| WHAT IS REQUIRED |
Set each entry down verbatim, omitting images.
───── AVAILABLE DATA
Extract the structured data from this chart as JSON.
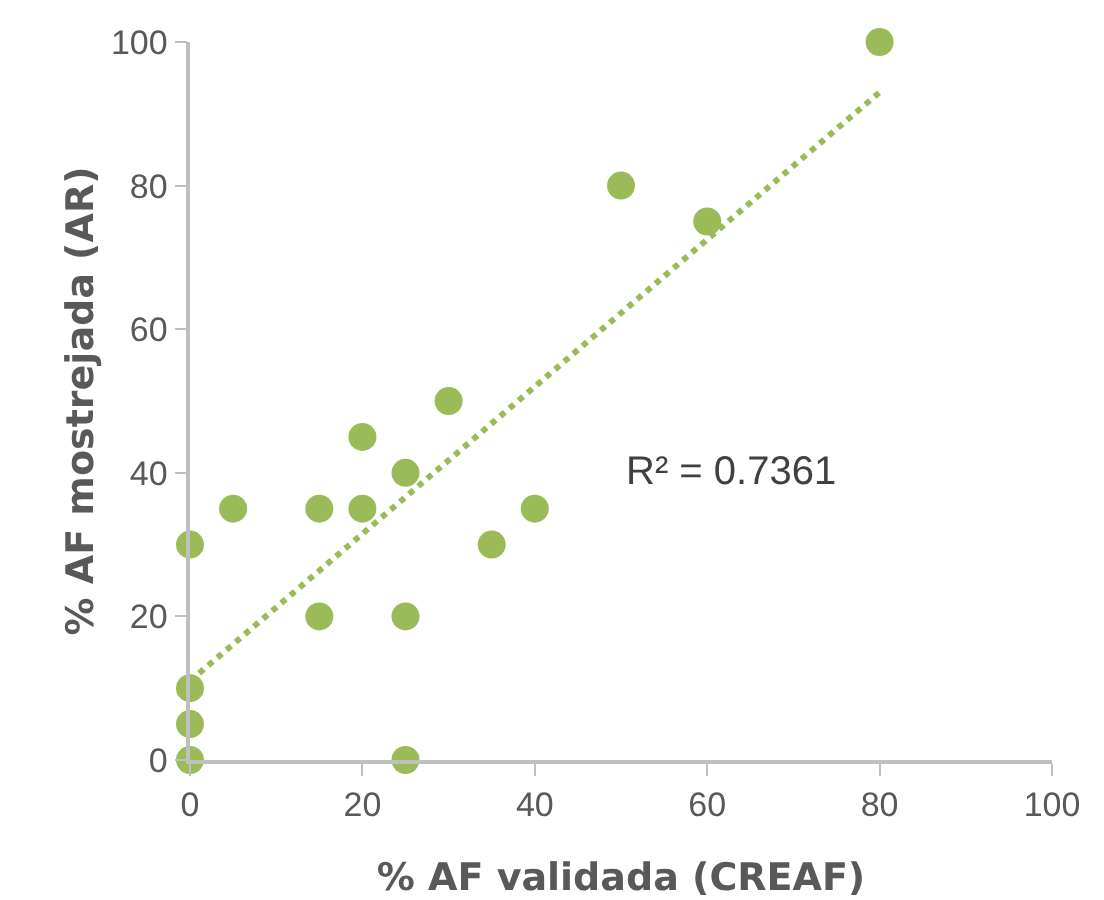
{
  "chart_data": {
    "type": "scatter",
    "xlabel": "% AF validada (CREAF)",
    "ylabel": "% AF mostrejada (AR)",
    "xlim": [
      0,
      100
    ],
    "xticks": [
      0,
      20,
      40,
      60,
      80,
      100
    ],
    "ylim": [
      0,
      100
    ],
    "yticks": [
      0,
      20,
      40,
      60,
      80,
      100
    ],
    "grid": false,
    "marker": "circle",
    "annotations": [
      "R² = 0.7361"
    ],
    "series": [
      {
        "color": "#9bbb59",
        "x": [
          0,
          0,
          0,
          0,
          5,
          15,
          15,
          20,
          20,
          25,
          25,
          25,
          30,
          35,
          40,
          50,
          60,
          80
        ],
        "values": [
          0,
          5,
          10,
          30,
          35,
          35,
          20,
          45,
          35,
          40,
          20,
          0,
          50,
          30,
          35,
          80,
          75,
          100
        ]
      },
      {
        "type": "line",
        "color": "#9bbb59",
        "line_style": "dotted",
        "marker": "none",
        "x": [
          0,
          80
        ],
        "values": [
          11,
          93
        ]
      }
    ]
  }
}
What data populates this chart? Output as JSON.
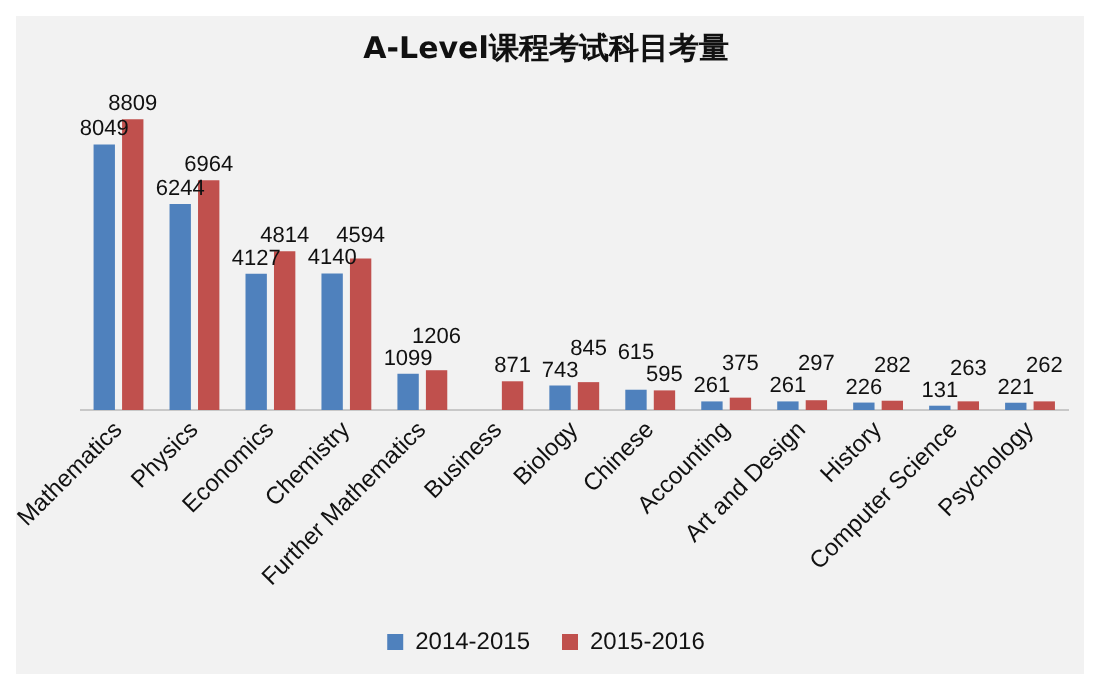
{
  "chart_data": {
    "type": "bar",
    "title": "A-Level课程考试科目考量",
    "categories": [
      "Mathematics",
      "Physics",
      "Economics",
      "Chemistry",
      "Further Mathematics",
      "Business",
      "Biology",
      "Chinese",
      "Accounting",
      "Art and Design",
      "History",
      "Computer Science",
      "Psychology"
    ],
    "series": [
      {
        "name": "2014-2015",
        "color": "#4f81bd",
        "values": [
          8049,
          6244,
          4127,
          4140,
          1099,
          null,
          743,
          615,
          261,
          261,
          226,
          131,
          221
        ]
      },
      {
        "name": "2015-2016",
        "color": "#c0504d",
        "values": [
          8809,
          6964,
          4814,
          4594,
          1206,
          871,
          845,
          595,
          375,
          297,
          282,
          263,
          262
        ]
      }
    ],
    "data_labels": true,
    "grid": false,
    "legend": "bottom"
  }
}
──────────
| ANSWER |
Extract the structured data from this chart as JSON.
{
  "chart_data": {
    "type": "scatter",
    "xlabel": "% AF validada (CREAF)",
    "ylabel": "% AF mostrejada (AR)",
    "xlim": [
      0,
      100
    ],
    "xticks": [
      0,
      20,
      40,
      60,
      80,
      100
    ],
    "ylim": [
      0,
      100
    ],
    "yticks": [
      0,
      20,
      40,
      60,
      80,
      100
    ],
    "grid": false,
    "marker": "circle",
    "annotations": [
      "R² = 0.7361"
    ],
    "series": [
      {
        "color": "#9bbb59",
        "x": [
          0,
          0,
          0,
          0,
          5,
          15,
          15,
          20,
          20,
          25,
          25,
          25,
          30,
          35,
          40,
          50,
          60,
          80
        ],
        "values": [
          0,
          5,
          10,
          30,
          35,
          35,
          20,
          45,
          35,
          40,
          20,
          0,
          50,
          30,
          35,
          80,
          75,
          100
        ]
      },
      {
        "type": "line",
        "color": "#9bbb59",
        "line_style": "dotted",
        "marker": "none",
        "x": [
          0,
          80
        ],
        "values": [
          11,
          93
        ]
      }
    ]
  }
}
What data populates this chart? Output as JSON.
{
  "chart_data": {
    "type": "bar",
    "title": "A-Level课程考试科目考量",
    "categories": [
      "Mathematics",
      "Physics",
      "Economics",
      "Chemistry",
      "Further Mathematics",
      "Business",
      "Biology",
      "Chinese",
      "Accounting",
      "Art and Design",
      "History",
      "Computer Science",
      "Psychology"
    ],
    "series": [
      {
        "name": "2014-2015",
        "color": "#4f81bd",
        "values": [
          8049,
          6244,
          4127,
          4140,
          1099,
          null,
          743,
          615,
          261,
          261,
          226,
          131,
          221
        ]
      },
      {
        "name": "2015-2016",
        "color": "#c0504d",
        "values": [
          8809,
          6964,
          4814,
          4594,
          1206,
          871,
          845,
          595,
          375,
          297,
          282,
          263,
          262
        ]
      }
    ],
    "data_labels": true,
    "grid": false,
    "legend": "bottom"
  }
}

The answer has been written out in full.